:: RECORDS TO USE

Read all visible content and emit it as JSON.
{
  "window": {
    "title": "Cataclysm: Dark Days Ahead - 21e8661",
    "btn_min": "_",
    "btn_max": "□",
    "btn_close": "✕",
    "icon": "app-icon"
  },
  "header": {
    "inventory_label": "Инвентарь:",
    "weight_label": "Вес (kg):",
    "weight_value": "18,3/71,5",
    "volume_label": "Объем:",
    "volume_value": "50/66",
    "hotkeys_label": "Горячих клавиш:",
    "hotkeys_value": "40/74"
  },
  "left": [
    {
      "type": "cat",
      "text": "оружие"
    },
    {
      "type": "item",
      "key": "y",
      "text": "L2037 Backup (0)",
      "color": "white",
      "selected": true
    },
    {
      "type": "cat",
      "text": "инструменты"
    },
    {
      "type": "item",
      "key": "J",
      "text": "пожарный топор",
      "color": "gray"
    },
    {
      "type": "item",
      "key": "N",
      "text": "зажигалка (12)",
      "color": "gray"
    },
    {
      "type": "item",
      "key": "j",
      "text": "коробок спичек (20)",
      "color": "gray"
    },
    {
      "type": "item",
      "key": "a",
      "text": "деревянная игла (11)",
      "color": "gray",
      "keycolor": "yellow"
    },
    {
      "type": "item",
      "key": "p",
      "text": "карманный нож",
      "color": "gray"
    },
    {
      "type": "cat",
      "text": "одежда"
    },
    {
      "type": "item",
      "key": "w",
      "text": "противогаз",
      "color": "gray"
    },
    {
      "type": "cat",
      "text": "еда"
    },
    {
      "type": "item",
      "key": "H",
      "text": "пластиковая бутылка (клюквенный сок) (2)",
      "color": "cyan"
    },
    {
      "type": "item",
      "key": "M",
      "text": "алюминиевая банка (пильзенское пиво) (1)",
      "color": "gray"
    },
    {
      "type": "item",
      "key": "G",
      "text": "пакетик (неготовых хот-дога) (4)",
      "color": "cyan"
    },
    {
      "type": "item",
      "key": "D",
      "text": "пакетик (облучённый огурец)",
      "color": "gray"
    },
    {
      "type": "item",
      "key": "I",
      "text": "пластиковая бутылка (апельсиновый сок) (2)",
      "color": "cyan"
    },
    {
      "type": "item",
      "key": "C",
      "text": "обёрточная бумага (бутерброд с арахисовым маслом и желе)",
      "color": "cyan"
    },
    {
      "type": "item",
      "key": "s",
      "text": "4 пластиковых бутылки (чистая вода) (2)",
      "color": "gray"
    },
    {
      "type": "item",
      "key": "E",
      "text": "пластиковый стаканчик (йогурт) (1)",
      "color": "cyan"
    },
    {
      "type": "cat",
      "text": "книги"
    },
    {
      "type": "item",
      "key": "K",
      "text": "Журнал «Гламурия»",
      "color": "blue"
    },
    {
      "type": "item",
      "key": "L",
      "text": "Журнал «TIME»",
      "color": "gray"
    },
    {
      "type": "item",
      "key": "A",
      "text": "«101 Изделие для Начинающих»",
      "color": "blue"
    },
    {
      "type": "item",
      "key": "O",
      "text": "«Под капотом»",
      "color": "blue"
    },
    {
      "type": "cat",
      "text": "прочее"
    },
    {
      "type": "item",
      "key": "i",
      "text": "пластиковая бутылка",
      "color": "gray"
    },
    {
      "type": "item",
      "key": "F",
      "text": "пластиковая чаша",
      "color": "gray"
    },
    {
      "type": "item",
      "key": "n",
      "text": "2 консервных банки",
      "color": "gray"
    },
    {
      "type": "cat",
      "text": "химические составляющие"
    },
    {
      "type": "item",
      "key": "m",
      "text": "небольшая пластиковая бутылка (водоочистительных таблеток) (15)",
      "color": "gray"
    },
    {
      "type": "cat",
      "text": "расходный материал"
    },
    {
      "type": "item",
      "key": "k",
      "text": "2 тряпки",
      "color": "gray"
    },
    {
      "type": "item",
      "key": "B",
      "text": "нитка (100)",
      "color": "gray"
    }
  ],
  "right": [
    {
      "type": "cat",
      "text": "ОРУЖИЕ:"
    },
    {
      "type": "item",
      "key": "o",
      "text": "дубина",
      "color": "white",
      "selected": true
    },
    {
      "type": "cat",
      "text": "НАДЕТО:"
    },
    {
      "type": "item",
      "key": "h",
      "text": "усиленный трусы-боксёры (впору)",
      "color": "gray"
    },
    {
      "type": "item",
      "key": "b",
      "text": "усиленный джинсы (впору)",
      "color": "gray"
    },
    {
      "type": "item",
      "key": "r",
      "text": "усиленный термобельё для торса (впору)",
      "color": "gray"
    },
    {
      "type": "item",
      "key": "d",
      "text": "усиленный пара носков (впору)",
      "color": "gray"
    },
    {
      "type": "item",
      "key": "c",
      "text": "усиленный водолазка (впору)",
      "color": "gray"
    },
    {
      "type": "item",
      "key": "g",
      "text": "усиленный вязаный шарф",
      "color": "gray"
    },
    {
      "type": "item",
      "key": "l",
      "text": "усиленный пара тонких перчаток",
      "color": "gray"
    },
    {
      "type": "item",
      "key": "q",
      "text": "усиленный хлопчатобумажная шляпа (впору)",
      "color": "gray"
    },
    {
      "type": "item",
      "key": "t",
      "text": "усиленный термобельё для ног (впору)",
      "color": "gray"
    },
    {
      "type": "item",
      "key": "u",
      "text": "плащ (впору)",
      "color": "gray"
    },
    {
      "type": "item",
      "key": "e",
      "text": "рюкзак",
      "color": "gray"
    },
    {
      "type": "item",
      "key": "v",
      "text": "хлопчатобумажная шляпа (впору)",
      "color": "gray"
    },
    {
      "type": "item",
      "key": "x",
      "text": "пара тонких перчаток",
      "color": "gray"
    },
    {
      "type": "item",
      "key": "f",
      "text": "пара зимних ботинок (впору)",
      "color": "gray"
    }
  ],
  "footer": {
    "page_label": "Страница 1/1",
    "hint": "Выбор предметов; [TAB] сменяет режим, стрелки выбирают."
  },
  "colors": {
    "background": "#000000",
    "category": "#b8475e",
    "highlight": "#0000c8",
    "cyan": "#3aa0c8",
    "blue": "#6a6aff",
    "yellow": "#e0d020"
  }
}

::::

**TASK INSTRUCTIONS:** Return from the data every line that holds "бутылка".

**ANSWER TO THE EXERCISE:**
      "text": "пластиковая бутылка (клюквенный сок) (2)",
      "text": "пластиковая бутылка (апельсиновый сок) (2)",
      "text": "пластиковая бутылка",
      "text": "небольшая пластиковая бутылка (водоочистительных таблеток) (15)",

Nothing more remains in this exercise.